__WRITTEN INSTRUCTION__: Give the number of lines in this listing that contain "name", with no other words.

__DATA ROWS__:
────────

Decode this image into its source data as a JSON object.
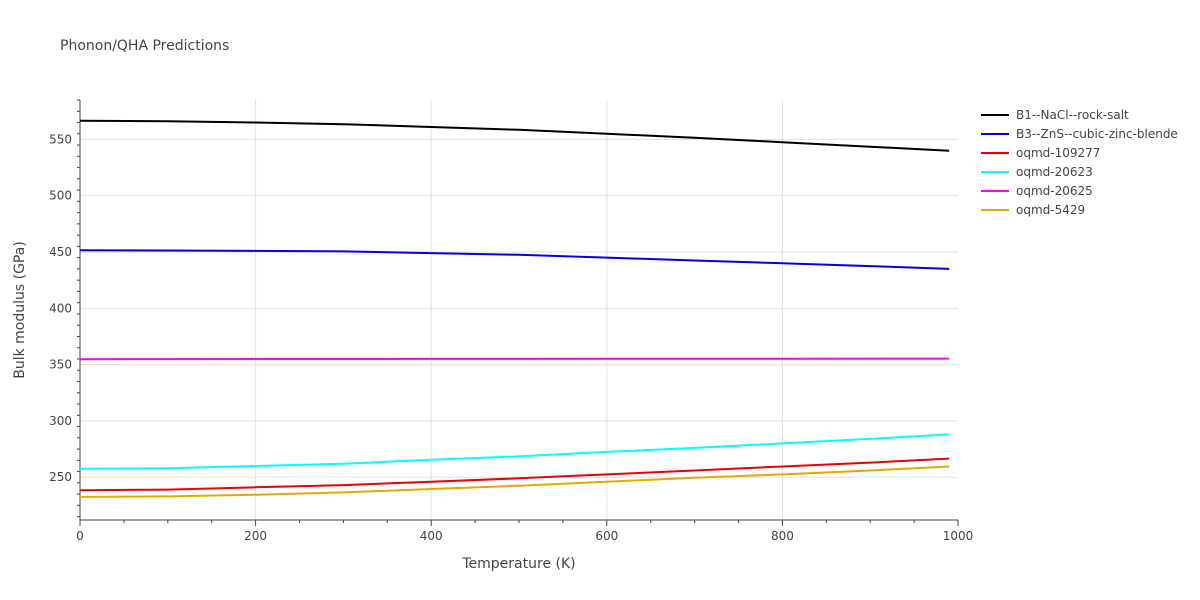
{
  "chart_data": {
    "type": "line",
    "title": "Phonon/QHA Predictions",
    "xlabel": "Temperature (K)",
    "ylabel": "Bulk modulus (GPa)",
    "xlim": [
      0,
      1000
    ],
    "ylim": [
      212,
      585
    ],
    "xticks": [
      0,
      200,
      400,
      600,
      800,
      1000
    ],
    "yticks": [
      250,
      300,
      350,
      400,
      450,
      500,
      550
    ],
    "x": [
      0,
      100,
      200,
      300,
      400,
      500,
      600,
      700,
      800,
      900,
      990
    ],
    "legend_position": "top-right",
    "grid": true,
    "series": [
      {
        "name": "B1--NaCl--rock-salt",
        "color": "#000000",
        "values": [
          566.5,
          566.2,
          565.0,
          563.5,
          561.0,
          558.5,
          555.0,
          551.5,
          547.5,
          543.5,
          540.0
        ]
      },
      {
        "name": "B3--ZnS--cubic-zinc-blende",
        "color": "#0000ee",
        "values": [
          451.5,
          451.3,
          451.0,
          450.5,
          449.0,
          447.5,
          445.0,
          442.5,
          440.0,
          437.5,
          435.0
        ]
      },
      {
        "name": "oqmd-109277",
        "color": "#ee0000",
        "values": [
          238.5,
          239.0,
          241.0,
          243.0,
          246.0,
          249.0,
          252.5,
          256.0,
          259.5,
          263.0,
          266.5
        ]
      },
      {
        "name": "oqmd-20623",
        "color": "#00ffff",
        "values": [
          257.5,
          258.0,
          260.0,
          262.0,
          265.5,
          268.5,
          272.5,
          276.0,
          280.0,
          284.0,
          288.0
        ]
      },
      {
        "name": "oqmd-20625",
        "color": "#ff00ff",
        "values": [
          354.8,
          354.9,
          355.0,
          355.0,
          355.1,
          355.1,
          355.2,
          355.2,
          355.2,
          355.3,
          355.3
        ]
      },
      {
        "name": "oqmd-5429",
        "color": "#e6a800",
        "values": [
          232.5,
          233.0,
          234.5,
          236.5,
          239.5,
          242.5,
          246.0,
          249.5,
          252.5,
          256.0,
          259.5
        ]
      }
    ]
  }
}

────────

__EXPECTED ANSWER__: 6